◆ Problem ◆
Output the line that contains "What does this" and every line after it to the end of the entries, with nothing added or left out.

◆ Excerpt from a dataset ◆
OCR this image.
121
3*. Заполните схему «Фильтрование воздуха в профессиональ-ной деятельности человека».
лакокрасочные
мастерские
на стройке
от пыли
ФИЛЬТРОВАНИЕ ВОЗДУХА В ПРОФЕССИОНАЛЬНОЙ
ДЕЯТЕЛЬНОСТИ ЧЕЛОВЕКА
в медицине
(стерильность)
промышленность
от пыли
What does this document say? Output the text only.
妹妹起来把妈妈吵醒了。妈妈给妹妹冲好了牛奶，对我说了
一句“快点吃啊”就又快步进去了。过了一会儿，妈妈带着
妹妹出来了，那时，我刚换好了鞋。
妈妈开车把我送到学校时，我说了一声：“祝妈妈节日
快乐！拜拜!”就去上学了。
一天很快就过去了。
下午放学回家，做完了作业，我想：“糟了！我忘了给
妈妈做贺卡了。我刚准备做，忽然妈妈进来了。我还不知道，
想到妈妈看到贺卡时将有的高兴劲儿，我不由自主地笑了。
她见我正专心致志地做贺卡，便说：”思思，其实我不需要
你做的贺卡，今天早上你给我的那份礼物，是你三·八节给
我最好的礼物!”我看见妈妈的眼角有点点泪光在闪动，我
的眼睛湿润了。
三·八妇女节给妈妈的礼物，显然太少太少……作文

◆ Expected answer ◆
What does this document say? Output the text only.
妹妹起来把妈妈吵醒了。妈妈给妹妹冲好了牛奶，对我说了
一句“快点吃啊”就又快步进去了。过了一会儿，妈妈带着
妹妹出来了，那时，我刚换好了鞋。
妈妈开车把我送到学校时，我说了一声：“祝妈妈节日
快乐！拜拜!”就去上学了。
一天很快就过去了。
下午放学回家，做完了作业，我想：“糟了！我忘了给
妈妈做贺卡了。我刚准备做，忽然妈妈进来了。我还不知道，
想到妈妈看到贺卡时将有的高兴劲儿，我不由自主地笑了。
她见我正专心致志地做贺卡，便说：”思思，其实我不需要
你做的贺卡，今天早上你给我的那份礼物，是你三·八节给
我最好的礼物!”我看见妈妈的眼角有点点泪光在闪动，我
的眼睛湿润了。
三·八妇女节给妈妈的礼物，显然太少太少……作文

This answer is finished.